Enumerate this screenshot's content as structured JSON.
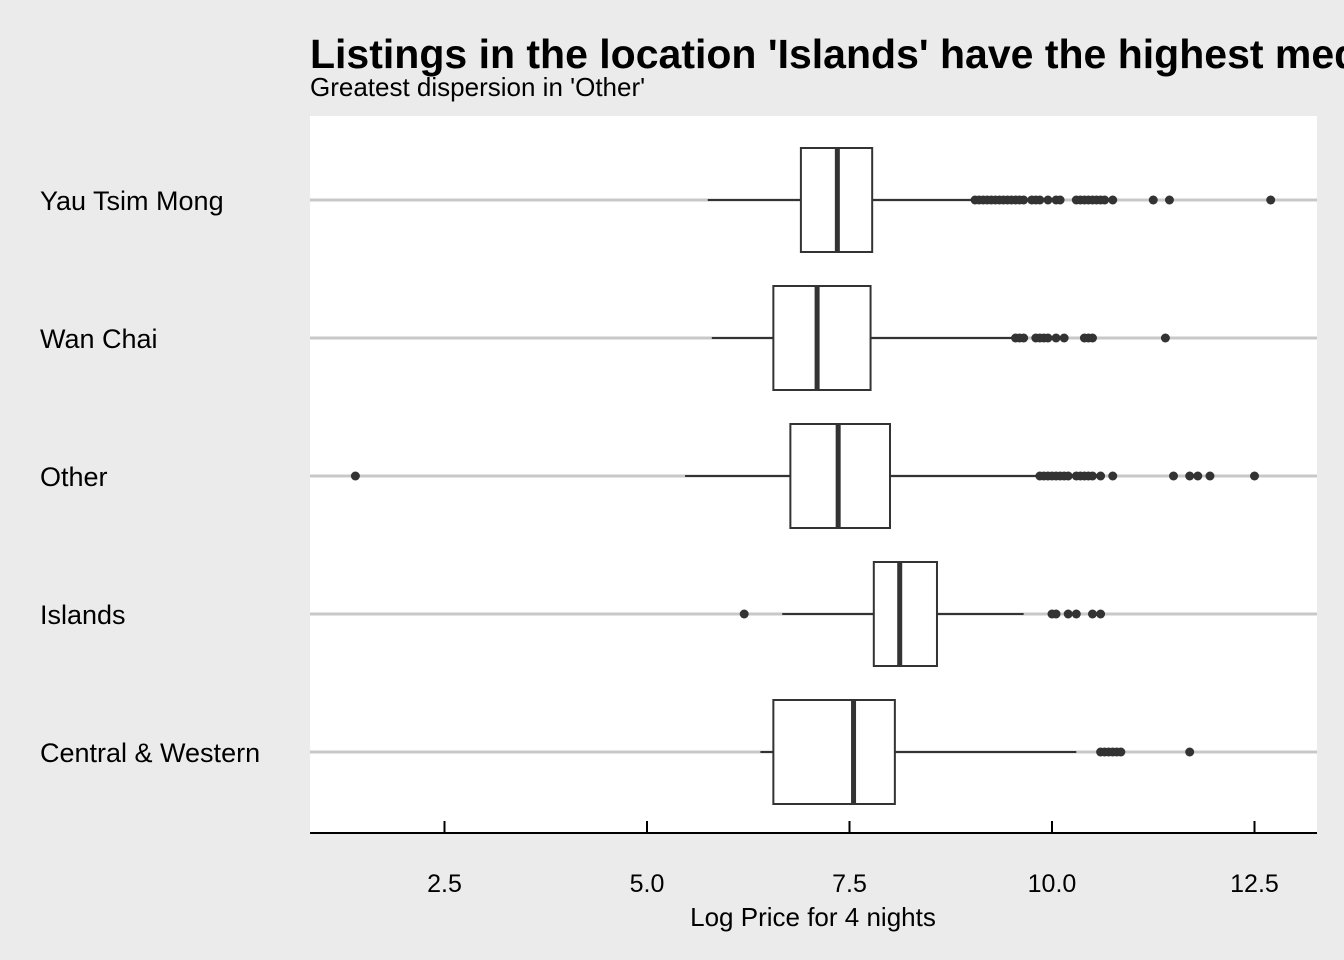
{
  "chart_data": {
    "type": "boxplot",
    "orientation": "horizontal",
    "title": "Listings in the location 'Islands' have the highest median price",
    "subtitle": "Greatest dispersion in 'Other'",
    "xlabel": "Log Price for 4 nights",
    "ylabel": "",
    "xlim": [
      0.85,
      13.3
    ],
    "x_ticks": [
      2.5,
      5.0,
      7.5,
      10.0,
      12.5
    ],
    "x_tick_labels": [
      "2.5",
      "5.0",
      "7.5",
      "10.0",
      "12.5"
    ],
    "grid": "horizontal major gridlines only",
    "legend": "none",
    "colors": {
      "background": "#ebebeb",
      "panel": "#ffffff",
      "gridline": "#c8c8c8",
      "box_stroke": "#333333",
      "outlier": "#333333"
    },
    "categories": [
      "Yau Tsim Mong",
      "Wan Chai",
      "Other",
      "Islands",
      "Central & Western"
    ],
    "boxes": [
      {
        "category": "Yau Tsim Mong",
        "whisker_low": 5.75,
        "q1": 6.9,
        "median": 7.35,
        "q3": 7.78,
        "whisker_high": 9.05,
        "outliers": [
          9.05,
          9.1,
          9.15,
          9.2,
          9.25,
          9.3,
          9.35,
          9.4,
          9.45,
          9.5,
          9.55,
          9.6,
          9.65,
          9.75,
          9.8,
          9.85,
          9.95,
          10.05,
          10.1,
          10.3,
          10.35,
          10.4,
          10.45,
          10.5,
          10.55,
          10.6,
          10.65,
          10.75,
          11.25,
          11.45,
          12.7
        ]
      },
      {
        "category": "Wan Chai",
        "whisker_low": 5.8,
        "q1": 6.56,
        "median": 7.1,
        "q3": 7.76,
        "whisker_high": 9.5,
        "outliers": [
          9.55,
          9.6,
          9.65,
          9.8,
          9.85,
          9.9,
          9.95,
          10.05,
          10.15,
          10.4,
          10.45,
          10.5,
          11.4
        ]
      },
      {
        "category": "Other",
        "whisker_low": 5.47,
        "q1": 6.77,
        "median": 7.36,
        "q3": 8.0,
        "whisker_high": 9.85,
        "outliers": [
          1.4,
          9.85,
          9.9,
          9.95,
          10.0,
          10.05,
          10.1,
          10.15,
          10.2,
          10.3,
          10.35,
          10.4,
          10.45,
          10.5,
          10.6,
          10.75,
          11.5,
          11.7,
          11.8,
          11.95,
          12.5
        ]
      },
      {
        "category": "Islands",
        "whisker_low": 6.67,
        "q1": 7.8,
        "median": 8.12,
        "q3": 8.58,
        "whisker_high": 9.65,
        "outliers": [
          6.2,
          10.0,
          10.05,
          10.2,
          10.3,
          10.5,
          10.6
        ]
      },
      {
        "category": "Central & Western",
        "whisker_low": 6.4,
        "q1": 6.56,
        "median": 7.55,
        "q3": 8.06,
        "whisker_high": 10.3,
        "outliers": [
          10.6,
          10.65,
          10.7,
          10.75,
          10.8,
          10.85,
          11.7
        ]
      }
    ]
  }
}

________________________

## STATED TASK
Keep only those lines of the records that hold "Other", and return them.

## ANSWER TO THE TASK
    "subtitle": "Greatest dispersion in 'Other'",
      "Other",
        "category": "Other",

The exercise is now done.